(Given records):

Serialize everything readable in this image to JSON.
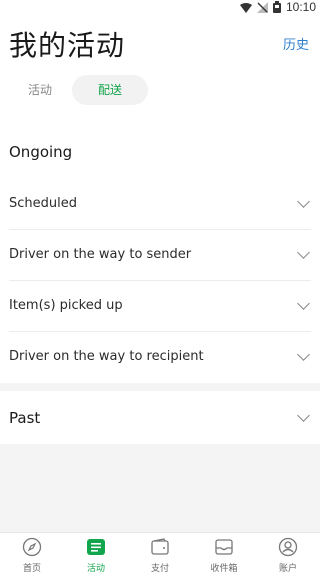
{
  "status_bar": {
    "time": "10:10",
    "icons": [
      "wifi-icon",
      "no-signal-icon",
      "battery-icon"
    ]
  },
  "header": {
    "title": "我的活动",
    "history_label": "历史"
  },
  "tabs": [
    {
      "label": "活动",
      "active": false
    },
    {
      "label": "配送",
      "active": true
    }
  ],
  "ongoing": {
    "heading": "Ongoing",
    "items": [
      {
        "label": "Scheduled"
      },
      {
        "label": "Driver on the way to sender"
      },
      {
        "label": "Item(s) picked up"
      },
      {
        "label": "Driver on the way to recipient"
      }
    ]
  },
  "past": {
    "heading": "Past"
  },
  "bottom_nav": [
    {
      "label": "首页",
      "icon": "compass-icon",
      "active": false
    },
    {
      "label": "活动",
      "icon": "activity-list-icon",
      "active": true
    },
    {
      "label": "支付",
      "icon": "wallet-icon",
      "active": false
    },
    {
      "label": "收件箱",
      "icon": "inbox-icon",
      "active": false
    },
    {
      "label": "账户",
      "icon": "account-icon",
      "active": false
    }
  ],
  "colors": {
    "accent": "#12a64c",
    "link": "#2f7fcd",
    "divider": "#ececec",
    "background_band": "#f4f4f4"
  }
}
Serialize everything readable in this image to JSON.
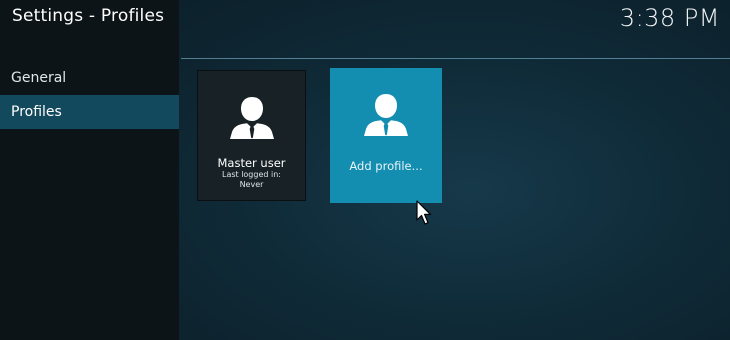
{
  "header": {
    "title": "Settings - Profiles",
    "clock": "3:38 PM"
  },
  "sidebar": {
    "items": [
      {
        "label": "General",
        "active": false
      },
      {
        "label": "Profiles",
        "active": true
      }
    ]
  },
  "profiles": {
    "master": {
      "name": "Master user",
      "last_logged_label": "Last logged in:",
      "last_logged_value": "Never"
    },
    "add": {
      "label": "Add profile..."
    }
  },
  "colors": {
    "accent": "#138db0",
    "sidebar_active": "#12495d",
    "sidebar_bg": "#0d1418"
  },
  "icons": {
    "profile": "user-silhouette-icon",
    "pointer": "mouse-cursor-icon"
  }
}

(The request): Each line in the records above should be reproduced exactly; images are not copied.

(Response below):
Serialize everything readable in this image to JSON.
{
  "status_bar": {
    "time": "10:10",
    "icons": [
      "wifi-icon",
      "no-signal-icon",
      "battery-icon"
    ]
  },
  "header": {
    "title": "我的活动",
    "history_label": "历史"
  },
  "tabs": [
    {
      "label": "活动",
      "active": false
    },
    {
      "label": "配送",
      "active": true
    }
  ],
  "ongoing": {
    "heading": "Ongoing",
    "items": [
      {
        "label": "Scheduled"
      },
      {
        "label": "Driver on the way to sender"
      },
      {
        "label": "Item(s) picked up"
      },
      {
        "label": "Driver on the way to recipient"
      }
    ]
  },
  "past": {
    "heading": "Past"
  },
  "bottom_nav": [
    {
      "label": "首页",
      "icon": "compass-icon",
      "active": false
    },
    {
      "label": "活动",
      "icon": "activity-list-icon",
      "active": true
    },
    {
      "label": "支付",
      "icon": "wallet-icon",
      "active": false
    },
    {
      "label": "收件箱",
      "icon": "inbox-icon",
      "active": false
    },
    {
      "label": "账户",
      "icon": "account-icon",
      "active": false
    }
  ],
  "colors": {
    "accent": "#12a64c",
    "link": "#2f7fcd",
    "divider": "#ececec",
    "background_band": "#f4f4f4"
  }
}
Serialize everything readable in this image to JSON.
{
  "header": {
    "title": "Settings - Profiles",
    "clock": "3:38 PM"
  },
  "sidebar": {
    "items": [
      {
        "label": "General",
        "active": false
      },
      {
        "label": "Profiles",
        "active": true
      }
    ]
  },
  "profiles": {
    "master": {
      "name": "Master user",
      "last_logged_label": "Last logged in:",
      "last_logged_value": "Never"
    },
    "add": {
      "label": "Add profile..."
    }
  },
  "colors": {
    "accent": "#138db0",
    "sidebar_active": "#12495d",
    "sidebar_bg": "#0d1418"
  },
  "icons": {
    "profile": "user-silhouette-icon",
    "pointer": "mouse-cursor-icon"
  }
}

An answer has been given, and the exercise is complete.